EXERCISE GOAL: What is the number of lines containing the word "九死一生"? Please answer with that number and nothing more.

DATA SUPPLIED:

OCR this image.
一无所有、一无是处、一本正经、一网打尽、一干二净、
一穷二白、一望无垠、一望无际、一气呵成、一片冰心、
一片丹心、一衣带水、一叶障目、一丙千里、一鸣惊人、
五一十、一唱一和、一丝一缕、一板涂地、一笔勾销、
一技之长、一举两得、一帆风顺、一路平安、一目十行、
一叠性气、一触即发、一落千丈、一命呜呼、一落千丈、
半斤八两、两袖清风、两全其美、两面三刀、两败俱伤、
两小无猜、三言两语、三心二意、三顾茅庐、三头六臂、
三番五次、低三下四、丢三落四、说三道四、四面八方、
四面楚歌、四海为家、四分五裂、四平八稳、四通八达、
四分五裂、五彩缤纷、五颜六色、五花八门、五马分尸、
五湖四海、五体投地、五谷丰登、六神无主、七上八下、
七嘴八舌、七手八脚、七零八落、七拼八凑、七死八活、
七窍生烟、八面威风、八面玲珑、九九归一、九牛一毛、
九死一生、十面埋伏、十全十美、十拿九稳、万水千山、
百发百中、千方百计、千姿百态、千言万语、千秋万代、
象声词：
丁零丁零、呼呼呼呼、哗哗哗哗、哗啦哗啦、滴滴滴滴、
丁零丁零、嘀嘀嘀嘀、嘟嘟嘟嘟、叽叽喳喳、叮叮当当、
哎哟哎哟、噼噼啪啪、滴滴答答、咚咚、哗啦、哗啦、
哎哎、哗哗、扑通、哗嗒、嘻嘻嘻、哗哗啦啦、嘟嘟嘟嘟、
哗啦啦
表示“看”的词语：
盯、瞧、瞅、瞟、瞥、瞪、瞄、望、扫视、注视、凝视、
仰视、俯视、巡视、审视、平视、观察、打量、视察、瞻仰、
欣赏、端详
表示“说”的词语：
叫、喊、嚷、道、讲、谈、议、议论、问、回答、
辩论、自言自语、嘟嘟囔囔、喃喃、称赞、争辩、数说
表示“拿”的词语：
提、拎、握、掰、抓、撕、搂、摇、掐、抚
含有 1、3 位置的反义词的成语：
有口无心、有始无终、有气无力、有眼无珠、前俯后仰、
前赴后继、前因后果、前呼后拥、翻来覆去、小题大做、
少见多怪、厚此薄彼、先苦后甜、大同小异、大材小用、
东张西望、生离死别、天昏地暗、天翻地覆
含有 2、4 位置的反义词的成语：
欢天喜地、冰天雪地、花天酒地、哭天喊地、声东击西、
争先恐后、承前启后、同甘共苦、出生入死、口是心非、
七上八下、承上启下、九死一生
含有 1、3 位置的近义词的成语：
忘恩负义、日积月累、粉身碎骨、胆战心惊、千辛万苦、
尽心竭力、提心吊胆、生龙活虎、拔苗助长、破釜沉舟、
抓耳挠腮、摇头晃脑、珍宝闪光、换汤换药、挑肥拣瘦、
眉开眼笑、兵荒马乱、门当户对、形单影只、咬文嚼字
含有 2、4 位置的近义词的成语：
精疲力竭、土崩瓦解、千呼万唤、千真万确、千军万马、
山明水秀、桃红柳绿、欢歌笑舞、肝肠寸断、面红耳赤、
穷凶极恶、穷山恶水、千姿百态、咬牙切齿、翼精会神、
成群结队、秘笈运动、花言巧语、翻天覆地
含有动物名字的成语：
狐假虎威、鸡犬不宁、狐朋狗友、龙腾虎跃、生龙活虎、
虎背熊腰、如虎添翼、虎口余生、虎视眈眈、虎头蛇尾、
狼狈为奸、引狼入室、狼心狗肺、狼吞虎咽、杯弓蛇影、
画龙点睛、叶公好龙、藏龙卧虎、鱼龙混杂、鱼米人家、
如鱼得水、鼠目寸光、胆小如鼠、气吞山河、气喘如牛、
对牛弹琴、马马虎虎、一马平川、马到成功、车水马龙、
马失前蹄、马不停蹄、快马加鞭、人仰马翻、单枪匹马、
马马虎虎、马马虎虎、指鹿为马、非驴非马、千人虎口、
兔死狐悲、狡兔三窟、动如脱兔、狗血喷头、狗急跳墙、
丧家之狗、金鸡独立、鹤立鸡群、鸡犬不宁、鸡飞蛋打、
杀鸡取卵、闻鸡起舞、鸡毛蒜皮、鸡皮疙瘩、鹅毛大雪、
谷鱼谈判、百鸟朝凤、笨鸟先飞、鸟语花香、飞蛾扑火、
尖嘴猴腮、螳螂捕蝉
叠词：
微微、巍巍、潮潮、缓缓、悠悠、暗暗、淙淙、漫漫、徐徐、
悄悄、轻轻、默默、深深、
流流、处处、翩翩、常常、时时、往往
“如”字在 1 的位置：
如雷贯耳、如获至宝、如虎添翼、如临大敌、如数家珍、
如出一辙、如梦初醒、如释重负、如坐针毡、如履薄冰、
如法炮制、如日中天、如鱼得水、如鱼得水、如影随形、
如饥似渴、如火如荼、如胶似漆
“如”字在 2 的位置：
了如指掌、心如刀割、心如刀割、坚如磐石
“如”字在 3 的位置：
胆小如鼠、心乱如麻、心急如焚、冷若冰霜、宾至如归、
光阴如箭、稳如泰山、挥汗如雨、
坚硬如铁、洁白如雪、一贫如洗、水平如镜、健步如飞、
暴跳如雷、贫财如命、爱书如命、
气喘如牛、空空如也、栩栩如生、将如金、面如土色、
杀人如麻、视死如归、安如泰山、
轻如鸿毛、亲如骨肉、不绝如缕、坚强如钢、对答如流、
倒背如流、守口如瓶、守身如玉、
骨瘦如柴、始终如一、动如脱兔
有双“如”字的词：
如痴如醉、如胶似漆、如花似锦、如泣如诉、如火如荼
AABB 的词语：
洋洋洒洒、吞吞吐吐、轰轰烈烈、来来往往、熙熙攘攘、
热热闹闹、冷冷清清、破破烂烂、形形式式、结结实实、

EXERCISE SOLUTION: 2